Exercise aim: Write the entries below out again exactly; any picture in them stays out.

Supplied entries:
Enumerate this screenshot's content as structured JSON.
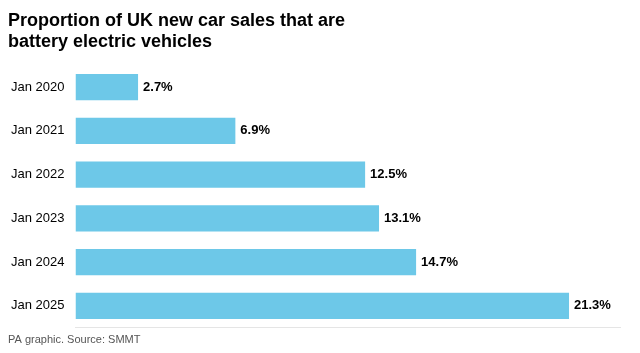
{
  "chart_data": {
    "type": "bar",
    "orientation": "horizontal",
    "title": "Proportion of UK new car sales that are\nbattery electric vehicles",
    "annotations": [
      "PA graphic. Source: SMMT"
    ],
    "categories": [
      "Jan 2020",
      "Jan 2021",
      "Jan 2022",
      "Jan 2023",
      "Jan 2024",
      "Jan 2025"
    ],
    "values": [
      2.7,
      6.9,
      12.5,
      13.1,
      14.7,
      21.3
    ],
    "value_labels": [
      "2.7%",
      "6.9%",
      "12.5%",
      "13.1%",
      "14.7%",
      "21.3%"
    ],
    "data_labels": true,
    "color": "#6dc8e8",
    "xlim": [
      0,
      23.5
    ],
    "grid": false,
    "tick_labels": "y"
  }
}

Written solution:
Enumerate this screenshot's content as structured JSON.
{
  "chart_data": {
    "type": "bar",
    "orientation": "horizontal",
    "title": "Proportion of UK new car sales that are\nbattery electric vehicles",
    "annotations": [
      "PA graphic. Source: SMMT"
    ],
    "categories": [
      "Jan 2020",
      "Jan 2021",
      "Jan 2022",
      "Jan 2023",
      "Jan 2024",
      "Jan 2025"
    ],
    "values": [
      2.7,
      6.9,
      12.5,
      13.1,
      14.7,
      21.3
    ],
    "value_labels": [
      "2.7%",
      "6.9%",
      "12.5%",
      "13.1%",
      "14.7%",
      "21.3%"
    ],
    "data_labels": true,
    "color": "#6dc8e8",
    "xlim": [
      0,
      23.5
    ],
    "grid": false,
    "tick_labels": "y"
  }
}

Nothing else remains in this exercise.